Objective
Among the records that follow, count the lines with the string "Rama"; report only that count.

##### Task material

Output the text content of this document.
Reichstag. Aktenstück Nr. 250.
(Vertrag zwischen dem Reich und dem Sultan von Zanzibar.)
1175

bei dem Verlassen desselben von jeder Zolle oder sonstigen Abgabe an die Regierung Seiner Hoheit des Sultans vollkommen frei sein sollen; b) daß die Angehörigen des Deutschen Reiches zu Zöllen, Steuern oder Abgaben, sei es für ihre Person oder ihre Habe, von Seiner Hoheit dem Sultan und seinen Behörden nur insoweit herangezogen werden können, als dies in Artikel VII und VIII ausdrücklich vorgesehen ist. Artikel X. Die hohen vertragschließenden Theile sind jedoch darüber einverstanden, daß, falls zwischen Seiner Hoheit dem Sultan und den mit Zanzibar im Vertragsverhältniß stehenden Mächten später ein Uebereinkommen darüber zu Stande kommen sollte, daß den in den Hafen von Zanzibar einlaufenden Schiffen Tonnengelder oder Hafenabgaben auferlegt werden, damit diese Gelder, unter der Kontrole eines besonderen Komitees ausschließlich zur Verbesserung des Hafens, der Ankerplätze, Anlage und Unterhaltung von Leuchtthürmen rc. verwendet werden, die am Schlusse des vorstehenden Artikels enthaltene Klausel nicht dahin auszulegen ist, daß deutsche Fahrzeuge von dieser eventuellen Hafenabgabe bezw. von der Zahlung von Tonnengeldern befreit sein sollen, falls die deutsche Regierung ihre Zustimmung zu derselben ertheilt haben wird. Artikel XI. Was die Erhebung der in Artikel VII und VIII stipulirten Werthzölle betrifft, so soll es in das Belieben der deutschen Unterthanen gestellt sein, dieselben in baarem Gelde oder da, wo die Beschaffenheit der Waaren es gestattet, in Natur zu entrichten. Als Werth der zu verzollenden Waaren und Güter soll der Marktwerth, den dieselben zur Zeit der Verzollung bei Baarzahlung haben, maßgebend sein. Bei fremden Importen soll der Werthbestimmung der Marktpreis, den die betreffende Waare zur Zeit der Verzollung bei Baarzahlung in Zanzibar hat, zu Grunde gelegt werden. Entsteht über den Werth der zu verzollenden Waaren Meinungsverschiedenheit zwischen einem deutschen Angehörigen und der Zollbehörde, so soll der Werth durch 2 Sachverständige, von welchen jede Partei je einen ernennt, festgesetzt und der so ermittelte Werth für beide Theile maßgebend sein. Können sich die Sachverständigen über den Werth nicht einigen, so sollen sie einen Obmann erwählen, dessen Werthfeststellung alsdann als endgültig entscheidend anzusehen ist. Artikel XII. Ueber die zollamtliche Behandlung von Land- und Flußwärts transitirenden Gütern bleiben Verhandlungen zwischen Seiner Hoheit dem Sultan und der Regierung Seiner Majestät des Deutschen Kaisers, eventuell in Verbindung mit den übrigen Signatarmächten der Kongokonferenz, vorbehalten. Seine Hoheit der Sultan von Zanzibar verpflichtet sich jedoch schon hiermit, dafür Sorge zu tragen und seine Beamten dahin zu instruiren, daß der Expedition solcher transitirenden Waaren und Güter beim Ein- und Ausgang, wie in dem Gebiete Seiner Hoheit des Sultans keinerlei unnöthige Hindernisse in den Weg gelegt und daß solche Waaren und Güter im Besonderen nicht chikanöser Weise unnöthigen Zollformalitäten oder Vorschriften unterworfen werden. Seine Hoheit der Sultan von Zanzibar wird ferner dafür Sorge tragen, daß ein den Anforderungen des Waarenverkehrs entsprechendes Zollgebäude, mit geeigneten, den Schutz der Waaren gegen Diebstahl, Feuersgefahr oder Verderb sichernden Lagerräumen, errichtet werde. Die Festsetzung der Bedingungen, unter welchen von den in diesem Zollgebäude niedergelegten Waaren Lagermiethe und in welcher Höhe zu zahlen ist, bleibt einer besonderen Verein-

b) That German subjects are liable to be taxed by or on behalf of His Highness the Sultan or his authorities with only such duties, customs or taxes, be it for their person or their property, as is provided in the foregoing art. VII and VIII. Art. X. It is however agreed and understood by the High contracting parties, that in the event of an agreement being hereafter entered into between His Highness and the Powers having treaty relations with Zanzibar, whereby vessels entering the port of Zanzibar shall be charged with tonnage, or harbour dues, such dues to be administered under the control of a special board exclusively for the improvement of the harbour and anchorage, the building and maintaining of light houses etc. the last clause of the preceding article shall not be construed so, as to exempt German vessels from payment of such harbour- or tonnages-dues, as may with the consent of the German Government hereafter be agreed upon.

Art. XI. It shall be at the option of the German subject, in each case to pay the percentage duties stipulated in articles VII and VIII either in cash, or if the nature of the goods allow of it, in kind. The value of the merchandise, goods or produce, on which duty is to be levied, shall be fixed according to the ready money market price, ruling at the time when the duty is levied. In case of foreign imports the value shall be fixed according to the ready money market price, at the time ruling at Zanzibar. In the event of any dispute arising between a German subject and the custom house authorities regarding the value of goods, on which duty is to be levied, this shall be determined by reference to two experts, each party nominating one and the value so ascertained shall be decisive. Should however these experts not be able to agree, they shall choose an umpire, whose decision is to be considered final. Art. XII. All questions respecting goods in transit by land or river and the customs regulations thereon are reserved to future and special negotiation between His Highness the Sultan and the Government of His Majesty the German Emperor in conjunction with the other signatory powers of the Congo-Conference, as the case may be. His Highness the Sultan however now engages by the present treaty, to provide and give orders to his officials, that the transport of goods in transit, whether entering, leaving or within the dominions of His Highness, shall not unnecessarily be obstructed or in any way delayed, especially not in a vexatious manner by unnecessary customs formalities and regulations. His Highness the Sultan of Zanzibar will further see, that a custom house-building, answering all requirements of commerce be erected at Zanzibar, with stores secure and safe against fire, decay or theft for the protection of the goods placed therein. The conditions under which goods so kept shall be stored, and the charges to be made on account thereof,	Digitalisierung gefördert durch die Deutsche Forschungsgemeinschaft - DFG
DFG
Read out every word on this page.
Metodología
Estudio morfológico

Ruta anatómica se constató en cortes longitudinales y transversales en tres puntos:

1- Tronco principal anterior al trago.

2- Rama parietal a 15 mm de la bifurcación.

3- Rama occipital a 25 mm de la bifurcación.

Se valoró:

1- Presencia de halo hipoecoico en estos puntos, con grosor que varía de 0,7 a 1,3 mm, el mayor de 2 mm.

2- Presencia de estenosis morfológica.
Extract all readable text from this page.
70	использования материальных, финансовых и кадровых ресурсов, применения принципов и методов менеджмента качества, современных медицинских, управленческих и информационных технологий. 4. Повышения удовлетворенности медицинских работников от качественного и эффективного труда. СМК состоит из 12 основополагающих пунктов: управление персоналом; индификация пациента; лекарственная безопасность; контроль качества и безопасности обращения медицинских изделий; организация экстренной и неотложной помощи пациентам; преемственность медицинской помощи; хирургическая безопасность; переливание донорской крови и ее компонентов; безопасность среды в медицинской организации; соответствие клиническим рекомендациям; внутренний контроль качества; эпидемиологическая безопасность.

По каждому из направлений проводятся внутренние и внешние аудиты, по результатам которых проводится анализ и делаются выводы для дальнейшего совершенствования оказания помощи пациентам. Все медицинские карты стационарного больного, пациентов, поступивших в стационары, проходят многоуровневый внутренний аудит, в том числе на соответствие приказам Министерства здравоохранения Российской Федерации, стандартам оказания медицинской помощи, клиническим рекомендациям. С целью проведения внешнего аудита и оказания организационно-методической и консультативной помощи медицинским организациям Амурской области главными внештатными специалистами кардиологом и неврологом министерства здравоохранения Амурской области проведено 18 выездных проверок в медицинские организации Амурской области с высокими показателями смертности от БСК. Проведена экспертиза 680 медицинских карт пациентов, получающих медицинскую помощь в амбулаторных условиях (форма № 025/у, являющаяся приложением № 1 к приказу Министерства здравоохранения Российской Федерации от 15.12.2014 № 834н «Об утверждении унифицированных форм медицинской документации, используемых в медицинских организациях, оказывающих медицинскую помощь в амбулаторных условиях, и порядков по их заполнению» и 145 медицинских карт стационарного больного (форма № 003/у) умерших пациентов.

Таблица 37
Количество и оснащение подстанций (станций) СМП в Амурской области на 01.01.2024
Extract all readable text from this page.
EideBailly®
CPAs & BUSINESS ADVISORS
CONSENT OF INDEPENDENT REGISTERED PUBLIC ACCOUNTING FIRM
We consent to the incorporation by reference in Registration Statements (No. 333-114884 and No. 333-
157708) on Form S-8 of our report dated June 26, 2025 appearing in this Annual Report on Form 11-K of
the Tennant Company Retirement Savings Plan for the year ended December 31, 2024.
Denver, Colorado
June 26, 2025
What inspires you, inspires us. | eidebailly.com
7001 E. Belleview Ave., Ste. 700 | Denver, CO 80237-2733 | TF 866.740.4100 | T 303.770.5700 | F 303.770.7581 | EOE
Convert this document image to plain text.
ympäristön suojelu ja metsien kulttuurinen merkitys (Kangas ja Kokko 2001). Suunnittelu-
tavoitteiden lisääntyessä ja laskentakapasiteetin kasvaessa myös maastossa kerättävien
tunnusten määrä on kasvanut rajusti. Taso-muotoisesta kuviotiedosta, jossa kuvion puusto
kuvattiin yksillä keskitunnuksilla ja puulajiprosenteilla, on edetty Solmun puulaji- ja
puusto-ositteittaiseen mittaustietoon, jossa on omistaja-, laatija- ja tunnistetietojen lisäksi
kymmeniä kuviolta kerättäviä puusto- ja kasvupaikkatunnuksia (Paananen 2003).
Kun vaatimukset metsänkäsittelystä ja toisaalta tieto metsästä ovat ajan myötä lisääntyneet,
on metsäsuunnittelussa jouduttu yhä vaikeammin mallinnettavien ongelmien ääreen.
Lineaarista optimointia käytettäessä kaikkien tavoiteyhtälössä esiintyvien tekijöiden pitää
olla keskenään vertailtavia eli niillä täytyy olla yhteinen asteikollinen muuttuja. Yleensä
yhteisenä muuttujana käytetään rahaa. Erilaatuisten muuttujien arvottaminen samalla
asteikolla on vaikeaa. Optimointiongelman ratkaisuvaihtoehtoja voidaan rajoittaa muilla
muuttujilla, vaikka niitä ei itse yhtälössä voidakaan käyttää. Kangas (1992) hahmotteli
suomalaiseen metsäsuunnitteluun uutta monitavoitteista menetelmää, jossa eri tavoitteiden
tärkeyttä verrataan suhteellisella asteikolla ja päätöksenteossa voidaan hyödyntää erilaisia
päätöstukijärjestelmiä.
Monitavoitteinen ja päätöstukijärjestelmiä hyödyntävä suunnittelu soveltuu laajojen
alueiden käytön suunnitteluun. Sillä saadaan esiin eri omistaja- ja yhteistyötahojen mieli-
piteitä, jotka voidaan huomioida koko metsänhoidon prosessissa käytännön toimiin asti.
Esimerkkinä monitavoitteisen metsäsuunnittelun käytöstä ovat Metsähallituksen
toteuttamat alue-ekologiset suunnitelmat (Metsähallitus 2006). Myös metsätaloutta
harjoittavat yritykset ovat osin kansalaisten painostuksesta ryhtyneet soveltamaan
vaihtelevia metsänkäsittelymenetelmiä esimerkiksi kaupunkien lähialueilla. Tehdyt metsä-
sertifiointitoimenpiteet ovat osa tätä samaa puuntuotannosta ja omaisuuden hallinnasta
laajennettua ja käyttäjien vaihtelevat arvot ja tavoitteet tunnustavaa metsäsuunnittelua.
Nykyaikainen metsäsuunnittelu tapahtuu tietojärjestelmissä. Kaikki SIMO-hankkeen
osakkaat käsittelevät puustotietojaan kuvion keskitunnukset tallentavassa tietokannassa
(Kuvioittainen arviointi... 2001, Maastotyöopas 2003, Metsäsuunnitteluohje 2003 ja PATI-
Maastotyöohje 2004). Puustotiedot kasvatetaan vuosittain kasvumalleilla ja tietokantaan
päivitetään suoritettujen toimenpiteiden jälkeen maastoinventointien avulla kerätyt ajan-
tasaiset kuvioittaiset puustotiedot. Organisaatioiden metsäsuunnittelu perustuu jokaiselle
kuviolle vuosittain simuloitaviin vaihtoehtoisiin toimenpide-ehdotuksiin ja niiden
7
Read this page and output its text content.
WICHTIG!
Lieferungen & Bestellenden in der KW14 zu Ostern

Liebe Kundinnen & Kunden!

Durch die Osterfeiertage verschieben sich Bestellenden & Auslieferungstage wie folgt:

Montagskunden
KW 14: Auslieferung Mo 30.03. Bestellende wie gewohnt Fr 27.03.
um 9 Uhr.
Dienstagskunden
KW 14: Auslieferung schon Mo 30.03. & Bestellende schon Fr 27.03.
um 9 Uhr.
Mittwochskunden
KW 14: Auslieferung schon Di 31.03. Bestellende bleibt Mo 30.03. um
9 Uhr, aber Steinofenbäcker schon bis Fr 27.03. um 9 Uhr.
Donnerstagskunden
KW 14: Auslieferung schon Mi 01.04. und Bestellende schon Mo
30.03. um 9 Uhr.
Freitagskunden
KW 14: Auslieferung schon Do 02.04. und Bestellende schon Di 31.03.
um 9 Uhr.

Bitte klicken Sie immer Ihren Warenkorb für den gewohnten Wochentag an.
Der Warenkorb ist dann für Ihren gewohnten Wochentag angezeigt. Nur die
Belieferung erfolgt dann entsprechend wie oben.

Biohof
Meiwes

##########

Complete answer
2